- **Ações necessárias**
1. No trecho da página, Tomás Camba é pastor de jovens em qual igreja?
2. Repita, do trecho da página, tudo o que vai de "Neste livro, Tomás" até "ama o Senhor.".

- **Trecho da página**
+===+

Esse novo padrão de comportamento, no entanto, ameaça engolir algo precioso e que não pode ser delegado: a fé. Pensando nisso, Tomás Camba, pastor de jovens da Igreja Batista do Morumbi, lança pela Editora Mundo Cristão a sua mais nova obra, Terceirização da Fé: Assuma a responsabilidade do seu relacionamento com Deus.

Neste livro, Tomás propõe uma reflexão sobre os perigos da fé alicerçada na intermediação de outras pessoas, pois isso exclui a oportunidade única e íntima da comunhão direta com Deus. Além disso, o autor mostra que o resultado desse ato é um cristianismo infrutífero, estagnado, amargo e incapaz de perceber a beleza que reside no Deus que é Todo-poderoso mas igualmente puro amor.

Trazendo reflexões sobre a terceirização da fé – fenômeno que está presente em toda história da igreja, o escritor apresenta maneiras de sincronizar o coração ao do Pai e mostra, por meio de sua obra, que caminho seguir para voltar a amar a Palavra, como se guiar por Cristo novamente e como rejeitar vozes que não são a do Bom Pastor. Tomás faz com que os leitores enxerguem a libertação pessoal que há em Deus e o caminho de intimidade que está aberto a todo cristão que ama o Senhor.

+===+

- **Extrato dos dados**
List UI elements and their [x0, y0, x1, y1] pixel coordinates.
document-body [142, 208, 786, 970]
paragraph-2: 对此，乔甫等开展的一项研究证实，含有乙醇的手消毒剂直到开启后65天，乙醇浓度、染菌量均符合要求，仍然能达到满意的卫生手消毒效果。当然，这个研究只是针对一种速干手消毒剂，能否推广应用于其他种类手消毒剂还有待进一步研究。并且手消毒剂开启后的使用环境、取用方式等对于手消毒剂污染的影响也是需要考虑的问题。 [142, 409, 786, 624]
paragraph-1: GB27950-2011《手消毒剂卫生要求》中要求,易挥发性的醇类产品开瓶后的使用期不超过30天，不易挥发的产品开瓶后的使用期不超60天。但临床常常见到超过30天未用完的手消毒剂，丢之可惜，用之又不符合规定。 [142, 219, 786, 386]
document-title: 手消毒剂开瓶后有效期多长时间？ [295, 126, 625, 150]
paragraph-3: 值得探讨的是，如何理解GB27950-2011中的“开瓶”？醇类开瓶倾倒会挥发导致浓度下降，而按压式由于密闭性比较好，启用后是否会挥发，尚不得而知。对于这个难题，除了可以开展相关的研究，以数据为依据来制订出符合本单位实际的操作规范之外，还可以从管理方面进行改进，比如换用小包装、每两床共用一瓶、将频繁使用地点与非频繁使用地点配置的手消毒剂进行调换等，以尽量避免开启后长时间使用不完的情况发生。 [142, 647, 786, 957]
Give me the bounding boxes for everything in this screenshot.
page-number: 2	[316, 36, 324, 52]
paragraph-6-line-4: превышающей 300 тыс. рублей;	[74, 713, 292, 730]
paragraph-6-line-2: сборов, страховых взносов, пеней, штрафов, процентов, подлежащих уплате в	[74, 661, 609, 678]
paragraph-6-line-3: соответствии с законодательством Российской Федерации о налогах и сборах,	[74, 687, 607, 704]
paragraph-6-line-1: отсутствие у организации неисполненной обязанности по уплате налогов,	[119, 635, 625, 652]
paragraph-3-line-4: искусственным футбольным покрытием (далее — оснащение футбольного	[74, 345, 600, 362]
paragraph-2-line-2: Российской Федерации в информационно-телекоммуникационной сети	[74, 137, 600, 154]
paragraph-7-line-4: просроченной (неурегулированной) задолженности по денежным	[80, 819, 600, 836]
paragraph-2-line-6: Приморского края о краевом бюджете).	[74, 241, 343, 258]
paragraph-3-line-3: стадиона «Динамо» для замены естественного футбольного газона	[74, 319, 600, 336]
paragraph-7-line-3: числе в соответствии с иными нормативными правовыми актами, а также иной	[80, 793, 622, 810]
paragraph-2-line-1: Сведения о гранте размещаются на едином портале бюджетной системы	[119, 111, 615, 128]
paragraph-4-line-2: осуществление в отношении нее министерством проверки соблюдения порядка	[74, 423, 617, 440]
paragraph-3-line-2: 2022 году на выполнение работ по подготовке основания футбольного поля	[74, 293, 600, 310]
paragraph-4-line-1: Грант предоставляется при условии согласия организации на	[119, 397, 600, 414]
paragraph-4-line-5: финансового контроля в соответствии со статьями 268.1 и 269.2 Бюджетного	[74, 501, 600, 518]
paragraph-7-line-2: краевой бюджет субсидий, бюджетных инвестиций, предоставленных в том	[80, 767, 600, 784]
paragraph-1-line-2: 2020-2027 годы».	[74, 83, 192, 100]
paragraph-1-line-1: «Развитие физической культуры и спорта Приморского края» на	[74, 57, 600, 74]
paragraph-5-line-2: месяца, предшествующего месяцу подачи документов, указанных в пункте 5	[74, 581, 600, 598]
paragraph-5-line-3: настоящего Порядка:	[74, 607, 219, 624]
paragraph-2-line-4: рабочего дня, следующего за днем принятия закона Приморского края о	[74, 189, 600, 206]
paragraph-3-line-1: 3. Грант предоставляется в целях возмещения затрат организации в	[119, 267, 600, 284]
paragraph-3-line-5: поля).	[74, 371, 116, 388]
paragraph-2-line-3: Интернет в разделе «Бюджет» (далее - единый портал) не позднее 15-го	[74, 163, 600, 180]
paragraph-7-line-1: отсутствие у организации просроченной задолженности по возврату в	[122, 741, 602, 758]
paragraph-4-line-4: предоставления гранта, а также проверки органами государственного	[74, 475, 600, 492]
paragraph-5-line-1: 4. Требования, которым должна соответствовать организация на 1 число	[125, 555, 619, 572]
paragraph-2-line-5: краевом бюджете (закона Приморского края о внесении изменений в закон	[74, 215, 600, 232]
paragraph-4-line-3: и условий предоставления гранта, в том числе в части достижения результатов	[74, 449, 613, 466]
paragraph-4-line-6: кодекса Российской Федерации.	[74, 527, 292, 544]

+===+

- **Resultados das tarefas**
1. Na Igreja Batista do Morumbi.

2.
Neste livro, Tomás propõe uma reflexão sobre os perigos da fé alicerçada na intermediação de outras pessoas, pois isso exclui a oportunidade única e íntima da comunhão direta com Deus. Além disso, o autor mostra que o resultado desse ato é um cristianismo infrutífero, estagnado, amargo e incapaz de perceber a beleza que reside no Deus que é Todo-poderoso mas igualmente puro amor.

Trazendo reflexões sobre a terceirização da fé – fenômeno que está presente em toda história da igreja, o escritor apresenta maneiras de sincronizar o coração ao do Pai e mostra, por meio de sua obra, que caminho seguir para voltar a amar a Palavra, como se guiar por Cristo novamente e como rejeitar vozes que não são a do Bom Pastor. Tomás faz com que os leitores enxerguem a libertação pessoal que há em Deus e o caminho de intimidade que está aberto a todo cristão que ama o Senhor.